[Collected data entries]
====================

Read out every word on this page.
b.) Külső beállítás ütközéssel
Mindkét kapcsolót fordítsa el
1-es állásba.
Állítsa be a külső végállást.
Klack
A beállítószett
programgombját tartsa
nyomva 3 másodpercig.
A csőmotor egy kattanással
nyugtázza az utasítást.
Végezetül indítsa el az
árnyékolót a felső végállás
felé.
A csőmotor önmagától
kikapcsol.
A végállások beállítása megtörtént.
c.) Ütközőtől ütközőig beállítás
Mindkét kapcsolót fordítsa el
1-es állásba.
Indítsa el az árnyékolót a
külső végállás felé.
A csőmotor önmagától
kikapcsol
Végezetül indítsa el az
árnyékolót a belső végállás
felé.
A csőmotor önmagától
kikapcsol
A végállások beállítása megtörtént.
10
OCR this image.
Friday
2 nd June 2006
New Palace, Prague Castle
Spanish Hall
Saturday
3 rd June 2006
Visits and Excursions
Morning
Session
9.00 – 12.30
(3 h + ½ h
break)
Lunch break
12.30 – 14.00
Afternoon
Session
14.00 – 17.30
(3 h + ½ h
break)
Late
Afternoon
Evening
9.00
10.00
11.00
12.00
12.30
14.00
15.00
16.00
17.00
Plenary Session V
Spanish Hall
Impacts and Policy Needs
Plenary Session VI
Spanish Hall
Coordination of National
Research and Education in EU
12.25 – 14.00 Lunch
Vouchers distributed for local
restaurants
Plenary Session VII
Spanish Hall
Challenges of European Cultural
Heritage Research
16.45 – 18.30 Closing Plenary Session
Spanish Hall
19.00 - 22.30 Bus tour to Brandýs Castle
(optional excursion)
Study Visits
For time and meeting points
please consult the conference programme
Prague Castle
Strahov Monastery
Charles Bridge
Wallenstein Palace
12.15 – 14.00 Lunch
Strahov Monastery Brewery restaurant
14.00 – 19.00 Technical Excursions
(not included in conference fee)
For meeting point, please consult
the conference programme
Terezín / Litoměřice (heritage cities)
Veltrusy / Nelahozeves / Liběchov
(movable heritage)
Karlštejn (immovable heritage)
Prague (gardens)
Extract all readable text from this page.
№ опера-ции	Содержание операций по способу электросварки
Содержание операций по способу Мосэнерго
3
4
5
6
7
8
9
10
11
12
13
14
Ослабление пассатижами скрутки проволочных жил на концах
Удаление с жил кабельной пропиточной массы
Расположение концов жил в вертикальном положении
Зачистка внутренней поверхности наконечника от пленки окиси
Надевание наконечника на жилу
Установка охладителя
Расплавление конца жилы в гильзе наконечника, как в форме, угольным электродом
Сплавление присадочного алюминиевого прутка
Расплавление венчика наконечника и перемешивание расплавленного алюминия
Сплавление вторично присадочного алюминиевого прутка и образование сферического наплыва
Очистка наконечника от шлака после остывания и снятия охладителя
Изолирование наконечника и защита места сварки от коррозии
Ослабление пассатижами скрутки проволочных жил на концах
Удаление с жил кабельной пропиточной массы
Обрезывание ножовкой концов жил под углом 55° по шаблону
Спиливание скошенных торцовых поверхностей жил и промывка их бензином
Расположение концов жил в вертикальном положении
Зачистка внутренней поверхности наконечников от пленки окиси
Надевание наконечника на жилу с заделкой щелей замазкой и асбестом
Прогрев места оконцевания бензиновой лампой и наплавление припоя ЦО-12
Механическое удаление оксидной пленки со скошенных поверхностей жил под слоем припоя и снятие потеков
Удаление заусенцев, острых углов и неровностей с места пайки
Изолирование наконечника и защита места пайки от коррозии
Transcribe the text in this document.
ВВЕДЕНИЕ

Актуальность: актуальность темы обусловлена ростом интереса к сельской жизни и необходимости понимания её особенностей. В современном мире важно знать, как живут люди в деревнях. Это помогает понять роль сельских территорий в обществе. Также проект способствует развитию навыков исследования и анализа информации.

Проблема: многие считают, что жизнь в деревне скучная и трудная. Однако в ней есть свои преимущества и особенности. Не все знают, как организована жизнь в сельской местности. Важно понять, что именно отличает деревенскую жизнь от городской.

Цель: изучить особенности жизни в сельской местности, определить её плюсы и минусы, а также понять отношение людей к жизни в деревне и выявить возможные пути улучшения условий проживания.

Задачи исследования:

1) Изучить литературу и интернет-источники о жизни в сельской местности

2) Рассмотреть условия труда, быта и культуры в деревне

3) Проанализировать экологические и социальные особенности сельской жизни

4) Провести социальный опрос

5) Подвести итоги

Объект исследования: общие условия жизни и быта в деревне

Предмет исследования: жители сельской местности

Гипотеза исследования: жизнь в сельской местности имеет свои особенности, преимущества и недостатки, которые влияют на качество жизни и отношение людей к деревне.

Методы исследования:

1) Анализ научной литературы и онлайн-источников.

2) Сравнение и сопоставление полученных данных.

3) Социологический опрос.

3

====================

Go over the records above line by line and count those holding the word "Monastery". Reply only with the number.

### THE RESPONSE
2